Task requirements – Every line below must be reproduced exactly. Copy them all.

Record set –
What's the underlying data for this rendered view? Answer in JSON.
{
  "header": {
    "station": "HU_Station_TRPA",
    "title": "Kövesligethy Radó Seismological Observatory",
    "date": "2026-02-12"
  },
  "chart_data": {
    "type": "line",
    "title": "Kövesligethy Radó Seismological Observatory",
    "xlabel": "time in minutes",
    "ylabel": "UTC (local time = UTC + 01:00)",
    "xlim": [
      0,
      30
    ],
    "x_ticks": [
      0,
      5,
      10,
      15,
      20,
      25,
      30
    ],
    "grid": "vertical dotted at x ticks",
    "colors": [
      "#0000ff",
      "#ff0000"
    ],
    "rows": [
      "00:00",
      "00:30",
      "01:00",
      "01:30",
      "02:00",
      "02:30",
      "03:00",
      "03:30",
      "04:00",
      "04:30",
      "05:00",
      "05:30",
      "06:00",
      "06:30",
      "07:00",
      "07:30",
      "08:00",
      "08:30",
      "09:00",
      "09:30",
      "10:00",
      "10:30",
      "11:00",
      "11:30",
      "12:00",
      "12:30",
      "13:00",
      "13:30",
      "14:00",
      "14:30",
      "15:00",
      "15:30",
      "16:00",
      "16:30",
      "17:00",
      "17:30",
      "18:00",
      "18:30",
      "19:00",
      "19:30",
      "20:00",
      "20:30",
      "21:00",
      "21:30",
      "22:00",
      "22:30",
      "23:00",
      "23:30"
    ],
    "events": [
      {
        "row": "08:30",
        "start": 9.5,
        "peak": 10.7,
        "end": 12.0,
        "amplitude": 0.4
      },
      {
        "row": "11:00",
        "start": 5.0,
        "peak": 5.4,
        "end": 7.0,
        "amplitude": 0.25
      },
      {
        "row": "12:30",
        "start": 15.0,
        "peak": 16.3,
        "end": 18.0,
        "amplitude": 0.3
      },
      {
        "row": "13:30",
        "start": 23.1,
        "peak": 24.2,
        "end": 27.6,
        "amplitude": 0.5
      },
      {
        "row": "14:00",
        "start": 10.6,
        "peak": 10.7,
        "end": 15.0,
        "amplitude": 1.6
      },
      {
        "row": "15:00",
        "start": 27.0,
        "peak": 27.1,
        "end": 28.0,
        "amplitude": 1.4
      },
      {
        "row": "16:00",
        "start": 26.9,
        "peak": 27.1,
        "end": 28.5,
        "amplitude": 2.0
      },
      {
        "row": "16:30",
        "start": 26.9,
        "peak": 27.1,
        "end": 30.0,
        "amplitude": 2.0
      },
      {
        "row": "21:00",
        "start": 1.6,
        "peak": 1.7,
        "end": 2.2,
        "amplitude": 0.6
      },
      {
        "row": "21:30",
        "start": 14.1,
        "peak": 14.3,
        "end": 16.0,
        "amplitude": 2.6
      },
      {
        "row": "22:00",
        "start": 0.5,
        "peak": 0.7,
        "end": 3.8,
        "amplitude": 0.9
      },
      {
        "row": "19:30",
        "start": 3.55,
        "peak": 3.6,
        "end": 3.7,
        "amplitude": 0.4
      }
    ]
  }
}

Written solution –
What's the underlying data for this rendered view? Answer in JSON.
{
  "header": {
    "station": "HU_Station_TRPA",
    "title": "Kövesligethy Radó Seismological Observatory",
    "date": "2026-02-12"
  },
  "chart_data": {
    "type": "line",
    "title": "Kövesligethy Radó Seismological Observatory",
    "xlabel": "time in minutes",
    "ylabel": "UTC (local time = UTC + 01:00)",
    "xlim": [
      0,
      30
    ],
    "x_ticks": [
      0,
      5,
      10,
      15,
      20,
      25,
      30
    ],
    "grid": "vertical dotted at x ticks",
    "colors": [
      "#0000ff",
      "#ff0000"
    ],
    "rows": [
      "00:00",
      "00:30",
      "01:00",
      "01:30",
      "02:00",
      "02:30",
      "03:00",
      "03:30",
      "04:00",
      "04:30",
      "05:00",
      "05:30",
      "06:00",
      "06:30",
      "07:00",
      "07:30",
      "08:00",
      "08:30",
      "09:00",
      "09:30",
      "10:00",
      "10:30",
      "11:00",
      "11:30",
      "12:00",
      "12:30",
      "13:00",
      "13:30",
      "14:00",
      "14:30",
      "15:00",
      "15:30",
      "16:00",
      "16:30",
      "17:00",
      "17:30",
      "18:00",
      "18:30",
      "19:00",
      "19:30",
      "20:00",
      "20:30",
      "21:00",
      "21:30",
      "22:00",
      "22:30",
      "23:00",
      "23:30"
    ],
    "events": [
      {
        "row": "08:30",
        "start": 9.5,
        "peak": 10.7,
        "end": 12.0,
        "amplitude": 0.4
      },
      {
        "row": "11:00",
        "start": 5.0,
        "peak": 5.4,
        "end": 7.0,
        "amplitude": 0.25
      },
      {
        "row": "12:30",
        "start": 15.0,
        "peak": 16.3,
        "end": 18.0,
        "amplitude": 0.3
      },
      {
        "row": "13:30",
        "start": 23.1,
        "peak": 24.2,
        "end": 27.6,
        "amplitude": 0.5
      },
      {
        "row": "14:00",
        "start": 10.6,
        "peak": 10.7,
        "end": 15.0,
        "amplitude": 1.6
      },
      {
        "row": "15:00",
        "start": 27.0,
        "peak": 27.1,
        "end": 28.0,
        "amplitude": 1.4
      },
      {
        "row": "16:00",
        "start": 26.9,
        "peak": 27.1,
        "end": 28.5,
        "amplitude": 2.0
      },
      {
        "row": "16:30",
        "start": 26.9,
        "peak": 27.1,
        "end": 30.0,
        "amplitude": 2.0
      },
      {
        "row": "21:00",
        "start": 1.6,
        "peak": 1.7,
        "end": 2.2,
        "amplitude": 0.6
      },
      {
        "row": "21:30",
        "start": 14.1,
        "peak": 14.3,
        "end": 16.0,
        "amplitude": 2.6
      },
      {
        "row": "22:00",
        "start": 0.5,
        "peak": 0.7,
        "end": 3.8,
        "amplitude": 0.9
      },
      {
        "row": "19:30",
        "start": 3.55,
        "peak": 3.6,
        "end": 3.7,
        "amplitude": 0.4
      }
    ]
  }
}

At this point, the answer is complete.